**Text section:**
▼▼▼
"Winter is Coming"
Stark Family Motto

A Game of Thrones
A Song of Ice and Fire: Book 1

by George R. R. Martin
Spectra Books, 864 pages
ISBN: 0553573403

Introduction

I gave up on fantasy literature twenty years ago or so. Having read a good deal of it, I came to realize that nobody was saying anything new. It was mostly rehashes of Tolkien, Howard, Lieber, Moorcock, and company's stories, with a dash of Dungeons and Dragons sprinkled in for good measure. Last year, I was told about A Game of Thrones, and I naturally scoffed. Nobody could write new fantasy, I thought, so why would I bother? My fiancee was a little less stodgy and picked this book up. She couldn't put it down until at one point she burst into tears and wouldn't pick it back up for hours. What kind of fantasy book is this, I thought? Needless to say, I read it as soon as she was finished, and it was worth every second of time I spent devouring it.

A Game of Thrones is set in a fictional land both familiar and alien. Leaning heavily, however, toward the familiar. Anyone even peripherally versed in the history or geography of England will find the setting perfectly comfortable and may even roll their eyes once in a while at the references. That being said, the story is far from light, and it is one of the darkest, moodiest books I have read without it often hitting you over the head with its darkness.
▲▲▲
**Tasks to perform:**
**a)** In the book review, how many pages does the Spectra Books edition of A Game of Thrones have?
**b)** Render this sentence from the book review in Spanish: "Last year, I was told about A Game of Thrones, and I naturally scoffed."
**c)** Echo the part of the book review starting with "Introduction" and going on through "spent devouring it.", word for word.

**Source information:**
▼▼▼
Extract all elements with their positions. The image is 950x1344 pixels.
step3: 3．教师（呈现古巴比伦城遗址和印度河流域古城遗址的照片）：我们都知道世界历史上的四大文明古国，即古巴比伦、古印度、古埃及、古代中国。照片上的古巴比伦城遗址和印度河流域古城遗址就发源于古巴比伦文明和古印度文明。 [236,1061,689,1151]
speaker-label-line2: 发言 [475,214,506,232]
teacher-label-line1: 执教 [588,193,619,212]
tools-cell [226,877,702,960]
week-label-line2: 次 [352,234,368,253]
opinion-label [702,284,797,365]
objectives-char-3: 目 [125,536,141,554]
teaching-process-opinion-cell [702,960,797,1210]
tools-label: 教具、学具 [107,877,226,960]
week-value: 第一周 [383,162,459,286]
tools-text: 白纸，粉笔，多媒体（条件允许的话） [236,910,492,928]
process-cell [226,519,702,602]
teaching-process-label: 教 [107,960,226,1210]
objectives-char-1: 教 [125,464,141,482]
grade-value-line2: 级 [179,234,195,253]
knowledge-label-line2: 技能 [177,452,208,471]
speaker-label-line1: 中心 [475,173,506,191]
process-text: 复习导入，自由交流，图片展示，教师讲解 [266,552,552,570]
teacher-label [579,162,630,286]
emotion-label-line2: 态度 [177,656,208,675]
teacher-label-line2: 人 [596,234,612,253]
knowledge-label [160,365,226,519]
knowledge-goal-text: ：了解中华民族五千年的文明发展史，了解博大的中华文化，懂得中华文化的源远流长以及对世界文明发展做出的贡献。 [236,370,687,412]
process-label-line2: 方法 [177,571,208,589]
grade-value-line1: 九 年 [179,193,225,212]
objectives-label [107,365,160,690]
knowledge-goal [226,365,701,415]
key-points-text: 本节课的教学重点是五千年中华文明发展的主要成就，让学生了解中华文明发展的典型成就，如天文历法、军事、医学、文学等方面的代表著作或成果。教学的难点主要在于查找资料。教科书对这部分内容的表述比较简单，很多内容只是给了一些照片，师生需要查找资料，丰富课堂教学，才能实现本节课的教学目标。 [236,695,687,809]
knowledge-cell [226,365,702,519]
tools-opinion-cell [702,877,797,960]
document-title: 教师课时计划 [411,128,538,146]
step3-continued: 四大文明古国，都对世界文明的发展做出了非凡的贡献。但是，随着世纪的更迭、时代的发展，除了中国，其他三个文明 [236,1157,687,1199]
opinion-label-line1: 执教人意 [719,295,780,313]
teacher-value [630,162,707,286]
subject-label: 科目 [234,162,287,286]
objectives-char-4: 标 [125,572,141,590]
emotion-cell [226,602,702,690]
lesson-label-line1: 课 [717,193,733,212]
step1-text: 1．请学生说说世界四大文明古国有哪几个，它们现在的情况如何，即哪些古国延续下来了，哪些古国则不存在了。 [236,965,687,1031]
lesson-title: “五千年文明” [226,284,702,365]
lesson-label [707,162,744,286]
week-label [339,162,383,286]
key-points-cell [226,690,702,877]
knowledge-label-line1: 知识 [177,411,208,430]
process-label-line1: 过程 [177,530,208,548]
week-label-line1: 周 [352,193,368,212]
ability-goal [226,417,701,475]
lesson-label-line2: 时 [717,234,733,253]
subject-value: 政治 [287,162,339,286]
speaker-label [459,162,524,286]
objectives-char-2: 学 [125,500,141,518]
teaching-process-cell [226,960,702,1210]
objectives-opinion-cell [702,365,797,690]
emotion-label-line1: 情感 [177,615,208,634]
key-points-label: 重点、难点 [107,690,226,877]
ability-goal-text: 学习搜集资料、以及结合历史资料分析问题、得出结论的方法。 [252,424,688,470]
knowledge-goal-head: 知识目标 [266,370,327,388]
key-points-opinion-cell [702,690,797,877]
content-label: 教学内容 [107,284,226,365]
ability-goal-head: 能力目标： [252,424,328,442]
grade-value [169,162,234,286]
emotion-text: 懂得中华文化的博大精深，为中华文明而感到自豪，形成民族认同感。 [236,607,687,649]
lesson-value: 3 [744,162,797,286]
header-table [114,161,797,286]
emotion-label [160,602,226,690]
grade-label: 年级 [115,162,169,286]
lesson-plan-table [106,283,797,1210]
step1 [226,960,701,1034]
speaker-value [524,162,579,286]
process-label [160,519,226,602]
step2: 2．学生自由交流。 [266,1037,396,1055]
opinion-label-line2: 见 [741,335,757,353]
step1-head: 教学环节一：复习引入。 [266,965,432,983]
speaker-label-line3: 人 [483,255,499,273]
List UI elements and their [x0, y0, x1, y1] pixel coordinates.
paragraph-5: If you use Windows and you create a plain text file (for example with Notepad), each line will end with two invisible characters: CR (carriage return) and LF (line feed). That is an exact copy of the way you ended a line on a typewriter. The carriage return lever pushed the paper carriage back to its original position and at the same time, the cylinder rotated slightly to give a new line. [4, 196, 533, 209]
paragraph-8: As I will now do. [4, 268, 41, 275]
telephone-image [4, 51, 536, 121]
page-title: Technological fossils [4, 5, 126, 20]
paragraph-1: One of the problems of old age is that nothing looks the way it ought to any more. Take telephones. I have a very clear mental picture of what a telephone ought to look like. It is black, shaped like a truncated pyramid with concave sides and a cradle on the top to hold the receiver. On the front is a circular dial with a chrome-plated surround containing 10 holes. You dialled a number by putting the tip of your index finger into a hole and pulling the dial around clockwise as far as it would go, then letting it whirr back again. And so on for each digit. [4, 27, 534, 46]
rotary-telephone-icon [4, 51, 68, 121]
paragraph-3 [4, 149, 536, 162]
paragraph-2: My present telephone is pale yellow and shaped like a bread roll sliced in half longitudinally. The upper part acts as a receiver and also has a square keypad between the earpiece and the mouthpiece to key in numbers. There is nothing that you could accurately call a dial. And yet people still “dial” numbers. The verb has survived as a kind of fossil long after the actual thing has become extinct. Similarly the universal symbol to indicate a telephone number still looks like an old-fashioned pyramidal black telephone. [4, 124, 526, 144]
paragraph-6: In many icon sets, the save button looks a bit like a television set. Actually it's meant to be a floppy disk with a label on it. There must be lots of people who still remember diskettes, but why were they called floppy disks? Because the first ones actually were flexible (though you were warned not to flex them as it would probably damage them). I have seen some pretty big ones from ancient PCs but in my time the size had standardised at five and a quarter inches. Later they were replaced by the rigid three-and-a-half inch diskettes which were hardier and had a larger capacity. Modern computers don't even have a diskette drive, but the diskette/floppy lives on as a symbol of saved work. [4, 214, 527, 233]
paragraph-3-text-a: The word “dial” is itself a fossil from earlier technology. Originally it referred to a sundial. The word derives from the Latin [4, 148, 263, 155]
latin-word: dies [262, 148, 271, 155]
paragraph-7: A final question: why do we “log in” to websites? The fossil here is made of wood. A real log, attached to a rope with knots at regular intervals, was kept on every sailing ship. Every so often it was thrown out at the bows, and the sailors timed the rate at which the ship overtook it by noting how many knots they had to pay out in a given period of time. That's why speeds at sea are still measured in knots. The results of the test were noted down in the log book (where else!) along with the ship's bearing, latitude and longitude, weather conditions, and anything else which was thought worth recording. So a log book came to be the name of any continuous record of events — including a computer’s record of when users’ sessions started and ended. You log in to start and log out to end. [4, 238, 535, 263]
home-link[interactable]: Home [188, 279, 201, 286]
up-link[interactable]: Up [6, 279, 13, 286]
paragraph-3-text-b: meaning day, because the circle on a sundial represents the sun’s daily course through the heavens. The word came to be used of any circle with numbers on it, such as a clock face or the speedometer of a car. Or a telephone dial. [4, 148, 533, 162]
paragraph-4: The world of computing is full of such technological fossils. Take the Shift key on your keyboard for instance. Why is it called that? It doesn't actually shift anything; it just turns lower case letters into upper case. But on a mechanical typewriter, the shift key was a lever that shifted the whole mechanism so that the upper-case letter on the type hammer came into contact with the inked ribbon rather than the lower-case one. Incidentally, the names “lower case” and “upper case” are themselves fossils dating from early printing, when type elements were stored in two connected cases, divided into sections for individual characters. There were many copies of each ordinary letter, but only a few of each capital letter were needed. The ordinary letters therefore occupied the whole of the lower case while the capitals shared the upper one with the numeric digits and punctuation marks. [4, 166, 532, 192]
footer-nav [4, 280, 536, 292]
▲▲▲
**Answers below:**
**a)** 864 pages

**b)** El año pasado me hablaron de A Game of Thrones y, naturalmente, me burlé.

**c)**
Introduction

I gave up on fantasy literature twenty years ago or so. Having read a good deal of it, I came to realize that nobody was saying anything new. It was mostly rehashes of Tolkien, Howard, Lieber, Moorcock, and company's stories, with a dash of Dungeons and Dragons sprinkled in for good measure. Last year, I was told about A Game of Thrones, and I naturally scoffed. Nobody could write new fantasy, I thought, so why would I bother? My fiancee was a little less stodgy and picked this book up. She couldn't put it down until at one point she burst into tears and wouldn't pick it back up for hours. What kind of fantasy book is this, I thought? Needless to say, I read it as soon as she was finished, and it was worth every second of time I spent devouring it.